* **WHAT THIS TASK INVOLVES**:
Repeat the records below exactly as they appear.

[Chart and figure data]

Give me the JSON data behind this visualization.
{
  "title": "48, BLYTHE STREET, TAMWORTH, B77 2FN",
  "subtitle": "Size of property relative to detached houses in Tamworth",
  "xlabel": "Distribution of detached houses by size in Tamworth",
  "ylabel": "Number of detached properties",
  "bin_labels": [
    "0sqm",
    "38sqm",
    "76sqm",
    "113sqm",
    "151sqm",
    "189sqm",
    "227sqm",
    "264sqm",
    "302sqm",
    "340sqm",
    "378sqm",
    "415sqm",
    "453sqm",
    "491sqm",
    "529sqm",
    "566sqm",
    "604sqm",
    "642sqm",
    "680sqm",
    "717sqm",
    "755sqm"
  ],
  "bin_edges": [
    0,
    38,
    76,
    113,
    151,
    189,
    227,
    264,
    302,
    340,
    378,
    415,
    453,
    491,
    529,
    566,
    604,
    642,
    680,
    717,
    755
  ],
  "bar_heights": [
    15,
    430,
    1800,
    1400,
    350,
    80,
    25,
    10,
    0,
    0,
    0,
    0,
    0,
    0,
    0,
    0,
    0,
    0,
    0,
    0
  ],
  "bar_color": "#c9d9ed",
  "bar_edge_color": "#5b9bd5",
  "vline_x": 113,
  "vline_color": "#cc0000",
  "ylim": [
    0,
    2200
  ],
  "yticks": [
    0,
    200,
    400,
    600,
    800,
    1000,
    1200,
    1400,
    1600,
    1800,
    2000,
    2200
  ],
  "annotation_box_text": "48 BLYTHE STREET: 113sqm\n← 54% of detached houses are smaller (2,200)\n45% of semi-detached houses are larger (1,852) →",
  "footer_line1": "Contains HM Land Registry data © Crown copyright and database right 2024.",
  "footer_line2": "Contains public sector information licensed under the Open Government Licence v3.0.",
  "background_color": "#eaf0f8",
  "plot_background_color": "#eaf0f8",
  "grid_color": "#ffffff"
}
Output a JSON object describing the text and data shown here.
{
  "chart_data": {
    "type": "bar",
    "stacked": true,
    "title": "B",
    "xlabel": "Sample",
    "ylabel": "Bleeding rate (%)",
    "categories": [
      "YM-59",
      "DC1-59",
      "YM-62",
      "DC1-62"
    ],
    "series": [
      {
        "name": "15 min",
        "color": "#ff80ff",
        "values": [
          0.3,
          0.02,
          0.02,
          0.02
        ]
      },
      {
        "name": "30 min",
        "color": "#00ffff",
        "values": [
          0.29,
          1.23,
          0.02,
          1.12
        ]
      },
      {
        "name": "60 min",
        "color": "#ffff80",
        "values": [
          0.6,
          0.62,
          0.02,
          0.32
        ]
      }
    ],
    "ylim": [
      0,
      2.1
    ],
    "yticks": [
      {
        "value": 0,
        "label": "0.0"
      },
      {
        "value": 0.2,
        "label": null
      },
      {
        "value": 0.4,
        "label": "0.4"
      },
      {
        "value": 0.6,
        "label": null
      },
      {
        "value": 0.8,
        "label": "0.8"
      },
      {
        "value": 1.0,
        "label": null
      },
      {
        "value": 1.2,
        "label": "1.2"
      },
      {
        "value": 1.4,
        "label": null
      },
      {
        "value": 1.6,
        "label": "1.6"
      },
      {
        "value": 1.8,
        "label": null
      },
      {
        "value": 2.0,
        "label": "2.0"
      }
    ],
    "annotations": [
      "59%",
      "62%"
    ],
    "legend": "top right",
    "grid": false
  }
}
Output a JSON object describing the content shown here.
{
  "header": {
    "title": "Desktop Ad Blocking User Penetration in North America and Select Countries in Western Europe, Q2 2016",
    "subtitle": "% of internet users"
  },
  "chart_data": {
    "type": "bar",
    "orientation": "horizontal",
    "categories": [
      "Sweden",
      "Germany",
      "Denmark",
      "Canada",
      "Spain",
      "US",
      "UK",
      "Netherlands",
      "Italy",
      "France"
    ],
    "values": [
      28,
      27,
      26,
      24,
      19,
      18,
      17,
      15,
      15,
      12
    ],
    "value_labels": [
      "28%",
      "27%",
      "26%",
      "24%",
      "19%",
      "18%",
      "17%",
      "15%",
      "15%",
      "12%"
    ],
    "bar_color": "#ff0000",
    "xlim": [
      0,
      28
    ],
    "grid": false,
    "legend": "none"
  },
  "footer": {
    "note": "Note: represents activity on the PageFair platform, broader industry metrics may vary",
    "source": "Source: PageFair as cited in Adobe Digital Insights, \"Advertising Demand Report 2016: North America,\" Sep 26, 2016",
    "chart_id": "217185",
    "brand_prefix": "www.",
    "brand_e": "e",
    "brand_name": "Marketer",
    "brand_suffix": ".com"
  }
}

* **SOLUTION FOR THIS EXERCISE**:
Give me the JSON data behind this visualization.
{
  "title": "48, BLYTHE STREET, TAMWORTH, B77 2FN",
  "subtitle": "Size of property relative to detached houses in Tamworth",
  "xlabel": "Distribution of detached houses by size in Tamworth",
  "ylabel": "Number of detached properties",
  "bin_labels": [
    "0sqm",
    "38sqm",
    "76sqm",
    "113sqm",
    "151sqm",
    "189sqm",
    "227sqm",
    "264sqm",
    "302sqm",
    "340sqm",
    "378sqm",
    "415sqm",
    "453sqm",
    "491sqm",
    "529sqm",
    "566sqm",
    "604sqm",
    "642sqm",
    "680sqm",
    "717sqm",
    "755sqm"
  ],
  "bin_edges": [
    0,
    38,
    76,
    113,
    151,
    189,
    227,
    264,
    302,
    340,
    378,
    415,
    453,
    491,
    529,
    566,
    604,
    642,
    680,
    717,
    755
  ],
  "bar_heights": [
    15,
    430,
    1800,
    1400,
    350,
    80,
    25,
    10,
    0,
    0,
    0,
    0,
    0,
    0,
    0,
    0,
    0,
    0,
    0,
    0
  ],
  "bar_color": "#c9d9ed",
  "bar_edge_color": "#5b9bd5",
  "vline_x": 113,
  "vline_color": "#cc0000",
  "ylim": [
    0,
    2200
  ],
  "yticks": [
    0,
    200,
    400,
    600,
    800,
    1000,
    1200,
    1400,
    1600,
    1800,
    2000,
    2200
  ],
  "annotation_box_text": "48 BLYTHE STREET: 113sqm\n← 54% of detached houses are smaller (2,200)\n45% of semi-detached houses are larger (1,852) →",
  "footer_line1": "Contains HM Land Registry data © Crown copyright and database right 2024.",
  "footer_line2": "Contains public sector information licensed under the Open Government Licence v3.0.",
  "background_color": "#eaf0f8",
  "plot_background_color": "#eaf0f8",
  "grid_color": "#ffffff"
}
Output a JSON object describing the text and data shown here.
{
  "chart_data": {
    "type": "bar",
    "stacked": true,
    "title": "B",
    "xlabel": "Sample",
    "ylabel": "Bleeding rate (%)",
    "categories": [
      "YM-59",
      "DC1-59",
      "YM-62",
      "DC1-62"
    ],
    "series": [
      {
        "name": "15 min",
        "color": "#ff80ff",
        "values": [
          0.3,
          0.02,
          0.02,
          0.02
        ]
      },
      {
        "name": "30 min",
        "color": "#00ffff",
        "values": [
          0.29,
          1.23,
          0.02,
          1.12
        ]
      },
      {
        "name": "60 min",
        "color": "#ffff80",
        "values": [
          0.6,
          0.62,
          0.02,
          0.32
        ]
      }
    ],
    "ylim": [
      0,
      2.1
    ],
    "yticks": [
      {
        "value": 0,
        "label": "0.0"
      },
      {
        "value": 0.2,
        "label": null
      },
      {
        "value": 0.4,
        "label": "0.4"
      },
      {
        "value": 0.6,
        "label": null
      },
      {
        "value": 0.8,
        "label": "0.8"
      },
      {
        "value": 1.0,
        "label": null
      },
      {
        "value": 1.2,
        "label": "1.2"
      },
      {
        "value": 1.4,
        "label": null
      },
      {
        "value": 1.6,
        "label": "1.6"
      },
      {
        "value": 1.8,
        "label": null
      },
      {
        "value": 2.0,
        "label": "2.0"
      }
    ],
    "annotations": [
      "59%",
      "62%"
    ],
    "legend": "top right",
    "grid": false
  }
}
Output a JSON object describing the content shown here.
{
  "header": {
    "title": "Desktop Ad Blocking User Penetration in North America and Select Countries in Western Europe, Q2 2016",
    "subtitle": "% of internet users"
  },
  "chart_data": {
    "type": "bar",
    "orientation": "horizontal",
    "categories": [
      "Sweden",
      "Germany",
      "Denmark",
      "Canada",
      "Spain",
      "US",
      "UK",
      "Netherlands",
      "Italy",
      "France"
    ],
    "values": [
      28,
      27,
      26,
      24,
      19,
      18,
      17,
      15,
      15,
      12
    ],
    "value_labels": [
      "28%",
      "27%",
      "26%",
      "24%",
      "19%",
      "18%",
      "17%",
      "15%",
      "15%",
      "12%"
    ],
    "bar_color": "#ff0000",
    "xlim": [
      0,
      28
    ],
    "grid": false,
    "legend": "none"
  },
  "footer": {
    "note": "Note: represents activity on the PageFair platform, broader industry metrics may vary",
    "source": "Source: PageFair as cited in Adobe Digital Insights, \"Advertising Demand Report 2016: North America,\" Sep 26, 2016",
    "chart_id": "217185",
    "brand_prefix": "www.",
    "brand_e": "e",
    "brand_name": "Marketer",
    "brand_suffix": ".com"
  }
}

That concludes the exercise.